begin DATA PROVIDED

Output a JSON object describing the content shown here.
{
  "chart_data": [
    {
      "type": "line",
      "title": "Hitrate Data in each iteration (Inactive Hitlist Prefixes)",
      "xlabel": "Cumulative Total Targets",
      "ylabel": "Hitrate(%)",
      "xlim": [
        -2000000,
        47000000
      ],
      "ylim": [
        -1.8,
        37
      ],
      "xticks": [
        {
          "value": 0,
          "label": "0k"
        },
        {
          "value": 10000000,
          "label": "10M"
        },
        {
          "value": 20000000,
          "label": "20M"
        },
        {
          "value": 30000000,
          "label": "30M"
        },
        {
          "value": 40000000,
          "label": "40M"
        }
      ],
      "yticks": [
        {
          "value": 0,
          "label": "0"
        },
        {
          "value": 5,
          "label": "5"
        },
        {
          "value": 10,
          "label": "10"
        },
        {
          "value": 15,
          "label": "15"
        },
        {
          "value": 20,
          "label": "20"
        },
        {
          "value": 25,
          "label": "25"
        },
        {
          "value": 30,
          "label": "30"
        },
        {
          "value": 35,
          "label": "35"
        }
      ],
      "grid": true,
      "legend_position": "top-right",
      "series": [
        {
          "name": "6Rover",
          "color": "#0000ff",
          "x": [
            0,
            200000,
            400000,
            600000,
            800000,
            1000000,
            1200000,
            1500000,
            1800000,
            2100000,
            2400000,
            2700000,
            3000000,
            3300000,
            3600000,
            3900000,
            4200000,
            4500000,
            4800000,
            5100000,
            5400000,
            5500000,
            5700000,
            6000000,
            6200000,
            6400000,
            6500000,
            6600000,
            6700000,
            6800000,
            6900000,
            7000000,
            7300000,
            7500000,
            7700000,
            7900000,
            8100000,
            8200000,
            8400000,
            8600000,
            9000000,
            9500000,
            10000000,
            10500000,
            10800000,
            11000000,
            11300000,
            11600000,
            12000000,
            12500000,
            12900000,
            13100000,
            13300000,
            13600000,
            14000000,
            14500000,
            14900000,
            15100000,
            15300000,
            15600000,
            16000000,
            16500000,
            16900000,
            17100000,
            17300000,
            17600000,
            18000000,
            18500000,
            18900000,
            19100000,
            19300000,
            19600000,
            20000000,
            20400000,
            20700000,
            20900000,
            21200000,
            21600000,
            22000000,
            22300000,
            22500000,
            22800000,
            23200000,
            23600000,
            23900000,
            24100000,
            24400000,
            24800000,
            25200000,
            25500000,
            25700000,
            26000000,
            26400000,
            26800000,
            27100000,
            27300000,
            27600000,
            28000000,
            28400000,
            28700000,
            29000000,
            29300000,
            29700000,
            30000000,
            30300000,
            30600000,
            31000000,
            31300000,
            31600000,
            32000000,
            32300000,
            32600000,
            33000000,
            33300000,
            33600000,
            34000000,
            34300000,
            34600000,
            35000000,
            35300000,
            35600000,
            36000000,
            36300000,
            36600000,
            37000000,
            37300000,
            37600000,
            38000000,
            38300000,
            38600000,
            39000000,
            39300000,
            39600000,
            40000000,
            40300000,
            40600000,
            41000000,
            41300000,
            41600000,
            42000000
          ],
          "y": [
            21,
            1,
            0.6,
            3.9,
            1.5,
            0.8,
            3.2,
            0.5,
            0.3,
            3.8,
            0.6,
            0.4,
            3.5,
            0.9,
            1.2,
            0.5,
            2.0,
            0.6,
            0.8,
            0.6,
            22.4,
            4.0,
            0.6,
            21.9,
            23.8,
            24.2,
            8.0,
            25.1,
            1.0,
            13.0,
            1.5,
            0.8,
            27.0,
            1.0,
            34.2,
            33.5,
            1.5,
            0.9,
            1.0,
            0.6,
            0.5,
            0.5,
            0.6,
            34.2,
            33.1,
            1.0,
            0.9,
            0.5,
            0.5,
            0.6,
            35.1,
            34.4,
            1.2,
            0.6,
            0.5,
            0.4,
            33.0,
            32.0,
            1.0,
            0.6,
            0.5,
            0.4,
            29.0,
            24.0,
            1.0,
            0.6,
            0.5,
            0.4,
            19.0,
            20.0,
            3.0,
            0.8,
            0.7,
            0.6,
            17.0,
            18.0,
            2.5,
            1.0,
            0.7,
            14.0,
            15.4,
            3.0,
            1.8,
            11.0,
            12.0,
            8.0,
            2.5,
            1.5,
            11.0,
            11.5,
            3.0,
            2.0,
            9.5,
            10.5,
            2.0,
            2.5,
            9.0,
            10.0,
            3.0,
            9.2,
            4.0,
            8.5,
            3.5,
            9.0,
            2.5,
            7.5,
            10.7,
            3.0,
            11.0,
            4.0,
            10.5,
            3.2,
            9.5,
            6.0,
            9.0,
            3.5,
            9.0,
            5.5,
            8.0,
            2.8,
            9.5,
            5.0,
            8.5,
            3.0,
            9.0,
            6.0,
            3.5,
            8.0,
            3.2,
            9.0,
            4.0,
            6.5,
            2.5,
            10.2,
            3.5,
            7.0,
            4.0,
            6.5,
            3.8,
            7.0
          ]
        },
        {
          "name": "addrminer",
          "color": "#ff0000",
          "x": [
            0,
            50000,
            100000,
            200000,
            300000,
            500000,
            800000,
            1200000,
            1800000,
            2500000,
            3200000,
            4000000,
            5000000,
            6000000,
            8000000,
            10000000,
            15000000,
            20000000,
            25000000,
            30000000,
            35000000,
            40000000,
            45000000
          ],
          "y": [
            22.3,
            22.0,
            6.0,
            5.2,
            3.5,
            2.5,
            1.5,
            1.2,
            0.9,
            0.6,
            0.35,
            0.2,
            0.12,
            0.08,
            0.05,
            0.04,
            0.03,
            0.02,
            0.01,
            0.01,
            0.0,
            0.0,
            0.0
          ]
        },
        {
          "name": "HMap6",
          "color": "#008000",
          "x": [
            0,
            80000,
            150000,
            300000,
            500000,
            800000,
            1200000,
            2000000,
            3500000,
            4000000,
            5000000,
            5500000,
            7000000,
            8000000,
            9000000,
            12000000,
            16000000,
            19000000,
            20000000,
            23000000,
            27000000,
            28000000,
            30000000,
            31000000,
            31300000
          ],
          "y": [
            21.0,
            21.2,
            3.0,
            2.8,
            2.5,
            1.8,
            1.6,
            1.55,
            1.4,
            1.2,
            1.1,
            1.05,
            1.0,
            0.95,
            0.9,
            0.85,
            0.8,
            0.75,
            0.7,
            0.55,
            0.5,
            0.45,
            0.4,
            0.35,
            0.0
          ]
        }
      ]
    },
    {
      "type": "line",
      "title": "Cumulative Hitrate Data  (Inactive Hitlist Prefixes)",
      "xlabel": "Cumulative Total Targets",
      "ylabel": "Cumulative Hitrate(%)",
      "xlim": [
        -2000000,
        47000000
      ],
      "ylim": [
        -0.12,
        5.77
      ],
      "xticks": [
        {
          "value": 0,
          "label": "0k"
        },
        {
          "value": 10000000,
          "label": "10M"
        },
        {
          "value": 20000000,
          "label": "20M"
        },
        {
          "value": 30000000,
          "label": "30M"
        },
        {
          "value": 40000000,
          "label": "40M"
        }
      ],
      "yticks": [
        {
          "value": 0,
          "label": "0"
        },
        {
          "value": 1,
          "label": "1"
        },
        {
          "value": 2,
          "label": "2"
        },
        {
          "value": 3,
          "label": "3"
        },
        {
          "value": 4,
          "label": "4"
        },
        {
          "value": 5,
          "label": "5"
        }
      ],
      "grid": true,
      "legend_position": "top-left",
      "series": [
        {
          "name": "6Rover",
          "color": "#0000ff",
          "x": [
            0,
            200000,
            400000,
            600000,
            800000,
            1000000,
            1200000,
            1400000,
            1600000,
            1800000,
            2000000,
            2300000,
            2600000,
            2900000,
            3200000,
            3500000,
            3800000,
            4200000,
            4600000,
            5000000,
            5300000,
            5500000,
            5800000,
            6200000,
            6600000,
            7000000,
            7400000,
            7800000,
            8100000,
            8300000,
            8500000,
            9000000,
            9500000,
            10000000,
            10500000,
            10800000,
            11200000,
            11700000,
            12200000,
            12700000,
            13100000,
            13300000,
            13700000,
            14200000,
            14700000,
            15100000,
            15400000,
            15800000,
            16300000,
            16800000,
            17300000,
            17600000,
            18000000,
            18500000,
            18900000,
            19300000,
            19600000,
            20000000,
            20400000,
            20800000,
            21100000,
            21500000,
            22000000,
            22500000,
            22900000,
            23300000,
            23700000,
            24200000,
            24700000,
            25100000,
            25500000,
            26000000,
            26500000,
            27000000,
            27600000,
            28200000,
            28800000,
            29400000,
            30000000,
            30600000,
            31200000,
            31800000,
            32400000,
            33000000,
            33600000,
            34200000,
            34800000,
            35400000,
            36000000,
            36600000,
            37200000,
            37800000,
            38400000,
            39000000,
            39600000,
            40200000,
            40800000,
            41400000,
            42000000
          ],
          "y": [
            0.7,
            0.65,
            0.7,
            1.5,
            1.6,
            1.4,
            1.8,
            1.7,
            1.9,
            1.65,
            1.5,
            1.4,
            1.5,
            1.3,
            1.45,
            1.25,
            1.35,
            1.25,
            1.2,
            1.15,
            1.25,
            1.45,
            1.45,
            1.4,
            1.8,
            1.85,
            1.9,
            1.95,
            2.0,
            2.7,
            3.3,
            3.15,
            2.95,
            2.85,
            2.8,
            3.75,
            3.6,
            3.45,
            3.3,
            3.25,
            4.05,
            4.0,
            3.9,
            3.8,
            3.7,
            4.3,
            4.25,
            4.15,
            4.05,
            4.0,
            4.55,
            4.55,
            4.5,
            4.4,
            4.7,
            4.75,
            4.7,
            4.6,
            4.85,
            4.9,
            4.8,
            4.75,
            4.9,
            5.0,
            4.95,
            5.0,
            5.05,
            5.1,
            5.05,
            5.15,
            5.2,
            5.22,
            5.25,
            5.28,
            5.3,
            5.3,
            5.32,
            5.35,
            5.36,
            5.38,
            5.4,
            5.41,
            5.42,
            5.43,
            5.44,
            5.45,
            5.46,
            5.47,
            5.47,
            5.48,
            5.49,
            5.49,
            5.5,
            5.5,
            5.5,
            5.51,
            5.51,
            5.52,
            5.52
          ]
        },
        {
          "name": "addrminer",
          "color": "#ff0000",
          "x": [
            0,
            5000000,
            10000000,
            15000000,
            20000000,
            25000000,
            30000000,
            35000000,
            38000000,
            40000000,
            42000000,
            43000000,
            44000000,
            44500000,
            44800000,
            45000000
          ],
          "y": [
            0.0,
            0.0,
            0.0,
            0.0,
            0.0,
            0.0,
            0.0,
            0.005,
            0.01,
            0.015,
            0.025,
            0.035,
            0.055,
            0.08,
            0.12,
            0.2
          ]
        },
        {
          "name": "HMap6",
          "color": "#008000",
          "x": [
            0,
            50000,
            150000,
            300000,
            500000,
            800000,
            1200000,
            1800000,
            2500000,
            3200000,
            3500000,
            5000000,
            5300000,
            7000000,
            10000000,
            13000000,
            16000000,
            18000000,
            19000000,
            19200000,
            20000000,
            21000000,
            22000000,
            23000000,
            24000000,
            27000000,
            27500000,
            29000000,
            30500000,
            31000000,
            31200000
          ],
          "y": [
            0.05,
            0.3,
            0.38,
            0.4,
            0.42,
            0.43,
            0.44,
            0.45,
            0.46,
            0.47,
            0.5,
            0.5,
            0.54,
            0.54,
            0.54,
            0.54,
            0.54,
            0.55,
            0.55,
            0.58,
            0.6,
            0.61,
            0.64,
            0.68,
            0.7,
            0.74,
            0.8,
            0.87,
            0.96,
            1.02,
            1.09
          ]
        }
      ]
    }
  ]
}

end DATA PROVIDED

_WHAT TO DO_:
Select the lines in this material that hold the word "Prefixes", leaving none out.

_WRITTEN ANSWER_:
      "title": "Hitrate Data in each iteration (Inactive Hitlist Prefixes)",
      "title": "Cumulative Hitrate Data  (Inactive Hitlist Prefixes)",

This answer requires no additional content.